Set task:
Please copy every line of the records below that holds the word "servizio".

Entries supplied:
──────────

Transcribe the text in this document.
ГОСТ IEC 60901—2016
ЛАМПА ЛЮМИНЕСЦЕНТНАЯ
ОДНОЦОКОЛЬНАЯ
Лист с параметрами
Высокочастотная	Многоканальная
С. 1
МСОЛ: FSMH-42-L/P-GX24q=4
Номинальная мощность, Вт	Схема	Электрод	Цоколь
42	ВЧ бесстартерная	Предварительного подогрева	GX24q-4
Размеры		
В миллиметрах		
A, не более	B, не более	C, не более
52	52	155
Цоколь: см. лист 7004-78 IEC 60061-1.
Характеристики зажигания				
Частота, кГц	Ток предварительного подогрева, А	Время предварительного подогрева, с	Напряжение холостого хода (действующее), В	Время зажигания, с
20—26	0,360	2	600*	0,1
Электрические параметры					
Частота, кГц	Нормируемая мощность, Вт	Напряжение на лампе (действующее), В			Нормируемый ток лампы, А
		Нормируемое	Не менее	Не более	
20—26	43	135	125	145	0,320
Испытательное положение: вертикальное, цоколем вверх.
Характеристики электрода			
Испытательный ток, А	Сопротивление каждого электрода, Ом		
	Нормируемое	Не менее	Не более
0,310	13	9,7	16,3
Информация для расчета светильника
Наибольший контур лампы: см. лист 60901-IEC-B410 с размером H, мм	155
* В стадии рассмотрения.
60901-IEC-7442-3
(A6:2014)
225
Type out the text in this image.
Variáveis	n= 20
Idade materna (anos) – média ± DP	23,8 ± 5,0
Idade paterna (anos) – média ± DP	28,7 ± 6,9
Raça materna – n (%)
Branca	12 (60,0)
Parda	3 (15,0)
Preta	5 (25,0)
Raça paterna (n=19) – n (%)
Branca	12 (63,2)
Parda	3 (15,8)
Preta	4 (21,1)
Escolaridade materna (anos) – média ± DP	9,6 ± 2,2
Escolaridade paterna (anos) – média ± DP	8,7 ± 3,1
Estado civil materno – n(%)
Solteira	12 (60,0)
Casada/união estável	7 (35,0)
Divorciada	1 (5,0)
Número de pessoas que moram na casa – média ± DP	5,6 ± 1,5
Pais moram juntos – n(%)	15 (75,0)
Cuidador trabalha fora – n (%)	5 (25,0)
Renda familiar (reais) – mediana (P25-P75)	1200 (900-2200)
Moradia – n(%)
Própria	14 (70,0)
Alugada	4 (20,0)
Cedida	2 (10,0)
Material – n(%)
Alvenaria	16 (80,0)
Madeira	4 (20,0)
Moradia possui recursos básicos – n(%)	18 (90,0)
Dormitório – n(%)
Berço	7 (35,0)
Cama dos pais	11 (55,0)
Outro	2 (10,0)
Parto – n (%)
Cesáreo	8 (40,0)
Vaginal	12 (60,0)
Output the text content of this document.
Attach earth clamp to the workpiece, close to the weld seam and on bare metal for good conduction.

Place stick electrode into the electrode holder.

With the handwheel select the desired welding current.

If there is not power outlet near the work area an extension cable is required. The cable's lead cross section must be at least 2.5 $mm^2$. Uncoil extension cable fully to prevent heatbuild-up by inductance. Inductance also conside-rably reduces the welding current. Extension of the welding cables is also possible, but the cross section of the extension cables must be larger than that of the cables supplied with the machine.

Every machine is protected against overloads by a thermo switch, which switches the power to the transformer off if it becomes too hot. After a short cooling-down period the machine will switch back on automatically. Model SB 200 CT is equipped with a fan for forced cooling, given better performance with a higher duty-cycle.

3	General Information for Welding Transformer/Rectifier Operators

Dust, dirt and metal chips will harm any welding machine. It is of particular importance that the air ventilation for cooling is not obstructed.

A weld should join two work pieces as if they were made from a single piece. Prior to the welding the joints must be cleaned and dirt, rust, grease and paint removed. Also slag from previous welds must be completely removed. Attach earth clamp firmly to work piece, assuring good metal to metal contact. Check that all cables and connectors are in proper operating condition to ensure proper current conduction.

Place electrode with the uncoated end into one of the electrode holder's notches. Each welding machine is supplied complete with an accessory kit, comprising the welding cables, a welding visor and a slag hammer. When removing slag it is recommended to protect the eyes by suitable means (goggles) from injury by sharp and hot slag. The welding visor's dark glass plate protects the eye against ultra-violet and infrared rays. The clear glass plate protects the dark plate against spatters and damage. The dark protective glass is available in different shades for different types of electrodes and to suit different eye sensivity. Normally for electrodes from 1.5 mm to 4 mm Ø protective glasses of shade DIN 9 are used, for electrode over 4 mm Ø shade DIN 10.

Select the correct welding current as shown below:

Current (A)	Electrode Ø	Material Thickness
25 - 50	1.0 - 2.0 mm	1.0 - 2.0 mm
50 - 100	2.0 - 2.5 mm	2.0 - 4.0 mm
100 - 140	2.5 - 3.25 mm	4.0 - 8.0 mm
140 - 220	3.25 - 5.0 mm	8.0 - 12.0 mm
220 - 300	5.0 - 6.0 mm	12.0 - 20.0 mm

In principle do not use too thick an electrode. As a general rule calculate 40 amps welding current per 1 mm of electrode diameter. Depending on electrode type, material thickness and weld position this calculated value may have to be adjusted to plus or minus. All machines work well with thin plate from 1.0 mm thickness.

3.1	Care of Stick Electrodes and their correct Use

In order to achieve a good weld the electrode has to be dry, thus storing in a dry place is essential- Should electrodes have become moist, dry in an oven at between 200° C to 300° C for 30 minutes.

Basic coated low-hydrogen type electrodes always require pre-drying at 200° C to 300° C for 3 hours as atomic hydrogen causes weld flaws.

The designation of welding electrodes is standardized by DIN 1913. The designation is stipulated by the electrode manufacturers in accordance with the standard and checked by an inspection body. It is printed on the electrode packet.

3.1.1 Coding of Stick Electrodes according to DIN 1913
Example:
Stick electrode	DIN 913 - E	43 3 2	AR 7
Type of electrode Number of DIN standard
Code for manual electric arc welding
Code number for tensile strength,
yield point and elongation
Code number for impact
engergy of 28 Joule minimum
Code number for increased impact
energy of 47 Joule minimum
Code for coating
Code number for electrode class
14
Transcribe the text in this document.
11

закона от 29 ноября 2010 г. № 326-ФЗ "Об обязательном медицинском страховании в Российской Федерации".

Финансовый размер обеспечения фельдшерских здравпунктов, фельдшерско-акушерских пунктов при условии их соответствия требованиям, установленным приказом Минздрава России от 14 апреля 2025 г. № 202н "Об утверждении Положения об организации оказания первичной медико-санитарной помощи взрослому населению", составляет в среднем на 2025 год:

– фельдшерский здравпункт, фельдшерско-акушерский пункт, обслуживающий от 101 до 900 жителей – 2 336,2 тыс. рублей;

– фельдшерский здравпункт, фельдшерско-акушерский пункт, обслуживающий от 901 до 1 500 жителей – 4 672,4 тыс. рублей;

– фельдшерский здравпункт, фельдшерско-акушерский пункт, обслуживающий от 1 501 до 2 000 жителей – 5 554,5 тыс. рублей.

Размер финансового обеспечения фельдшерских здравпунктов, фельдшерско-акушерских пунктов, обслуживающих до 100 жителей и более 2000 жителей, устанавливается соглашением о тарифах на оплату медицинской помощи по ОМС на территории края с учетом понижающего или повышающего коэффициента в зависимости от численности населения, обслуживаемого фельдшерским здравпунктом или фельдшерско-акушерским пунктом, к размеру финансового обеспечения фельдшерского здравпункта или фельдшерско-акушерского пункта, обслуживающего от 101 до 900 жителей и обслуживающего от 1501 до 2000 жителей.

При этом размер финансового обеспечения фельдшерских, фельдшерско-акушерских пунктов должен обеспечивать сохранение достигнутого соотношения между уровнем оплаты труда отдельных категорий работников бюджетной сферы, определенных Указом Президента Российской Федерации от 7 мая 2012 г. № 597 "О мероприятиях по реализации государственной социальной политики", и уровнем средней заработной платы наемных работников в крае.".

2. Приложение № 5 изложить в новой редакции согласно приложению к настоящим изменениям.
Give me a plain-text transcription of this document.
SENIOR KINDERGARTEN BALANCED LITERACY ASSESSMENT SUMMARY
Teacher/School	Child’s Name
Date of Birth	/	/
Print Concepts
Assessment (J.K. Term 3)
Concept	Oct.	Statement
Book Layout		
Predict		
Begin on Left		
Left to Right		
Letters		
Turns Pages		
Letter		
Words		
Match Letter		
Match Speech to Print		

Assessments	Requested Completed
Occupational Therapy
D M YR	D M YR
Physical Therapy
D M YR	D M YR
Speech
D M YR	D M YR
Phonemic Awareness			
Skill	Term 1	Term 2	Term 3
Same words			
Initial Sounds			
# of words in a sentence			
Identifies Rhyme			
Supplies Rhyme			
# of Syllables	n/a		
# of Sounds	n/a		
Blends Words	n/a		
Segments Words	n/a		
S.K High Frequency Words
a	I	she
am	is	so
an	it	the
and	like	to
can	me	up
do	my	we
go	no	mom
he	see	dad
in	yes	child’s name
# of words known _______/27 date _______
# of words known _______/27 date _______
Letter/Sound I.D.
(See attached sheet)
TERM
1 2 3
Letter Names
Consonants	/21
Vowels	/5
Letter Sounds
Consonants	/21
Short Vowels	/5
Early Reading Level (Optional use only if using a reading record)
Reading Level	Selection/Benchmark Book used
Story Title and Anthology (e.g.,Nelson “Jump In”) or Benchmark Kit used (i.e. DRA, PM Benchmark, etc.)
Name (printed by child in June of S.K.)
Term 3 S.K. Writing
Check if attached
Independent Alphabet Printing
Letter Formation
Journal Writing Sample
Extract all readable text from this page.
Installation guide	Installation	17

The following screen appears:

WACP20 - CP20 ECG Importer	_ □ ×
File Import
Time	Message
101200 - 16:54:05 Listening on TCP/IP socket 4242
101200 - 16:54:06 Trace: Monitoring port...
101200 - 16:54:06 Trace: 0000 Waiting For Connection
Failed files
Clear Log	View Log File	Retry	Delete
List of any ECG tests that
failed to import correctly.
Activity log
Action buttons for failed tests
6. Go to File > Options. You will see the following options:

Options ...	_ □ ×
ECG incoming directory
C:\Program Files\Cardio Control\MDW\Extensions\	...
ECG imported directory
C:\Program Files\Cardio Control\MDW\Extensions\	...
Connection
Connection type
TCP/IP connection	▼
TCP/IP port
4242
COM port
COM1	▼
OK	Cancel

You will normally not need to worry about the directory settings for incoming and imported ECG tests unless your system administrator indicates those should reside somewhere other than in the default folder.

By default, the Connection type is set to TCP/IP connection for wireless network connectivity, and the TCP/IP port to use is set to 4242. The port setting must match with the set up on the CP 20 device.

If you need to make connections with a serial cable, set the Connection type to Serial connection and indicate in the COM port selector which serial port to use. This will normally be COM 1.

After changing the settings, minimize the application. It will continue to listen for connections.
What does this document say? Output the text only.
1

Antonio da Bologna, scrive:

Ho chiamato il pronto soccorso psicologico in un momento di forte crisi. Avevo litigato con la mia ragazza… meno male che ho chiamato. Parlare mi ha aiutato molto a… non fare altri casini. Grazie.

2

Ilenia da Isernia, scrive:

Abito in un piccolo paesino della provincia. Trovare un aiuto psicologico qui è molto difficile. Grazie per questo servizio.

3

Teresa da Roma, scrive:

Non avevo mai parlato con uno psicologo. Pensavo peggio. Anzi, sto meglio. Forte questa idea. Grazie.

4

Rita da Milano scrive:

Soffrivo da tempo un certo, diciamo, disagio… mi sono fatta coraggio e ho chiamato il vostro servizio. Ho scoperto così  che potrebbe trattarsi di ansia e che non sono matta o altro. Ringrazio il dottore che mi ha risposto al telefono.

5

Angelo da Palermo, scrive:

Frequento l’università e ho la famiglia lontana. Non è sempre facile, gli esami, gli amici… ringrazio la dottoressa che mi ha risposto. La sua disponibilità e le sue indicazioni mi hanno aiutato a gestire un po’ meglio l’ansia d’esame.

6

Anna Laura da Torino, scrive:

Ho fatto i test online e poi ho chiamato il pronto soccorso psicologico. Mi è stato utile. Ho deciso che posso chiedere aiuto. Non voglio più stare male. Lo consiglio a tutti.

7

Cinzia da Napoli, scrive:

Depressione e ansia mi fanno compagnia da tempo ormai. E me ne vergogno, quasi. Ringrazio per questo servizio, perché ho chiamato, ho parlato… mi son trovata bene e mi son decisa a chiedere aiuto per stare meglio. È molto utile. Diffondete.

──────────

Full output:
Abito in un piccolo paesino della provincia. Trovare un aiuto psicologico qui è molto difficile. Grazie per questo servizio.
Soffrivo da tempo un certo, diciamo, disagio… mi sono fatta coraggio e ho chiamato il vostro servizio. Ho scoperto così  che potrebbe trattarsi di ansia e che non sono matta o altro. Ringrazio il dottore che mi ha risposto al telefono.
Depressione e ansia mi fanno compagnia da tempo ormai. E me ne vergogno, quasi. Ringrazio per questo servizio, perché ho chiamato, ho parlato… mi son trovata bene e mi son decisa a chiedere aiuto per stare meglio. È molto utile. Diffondete.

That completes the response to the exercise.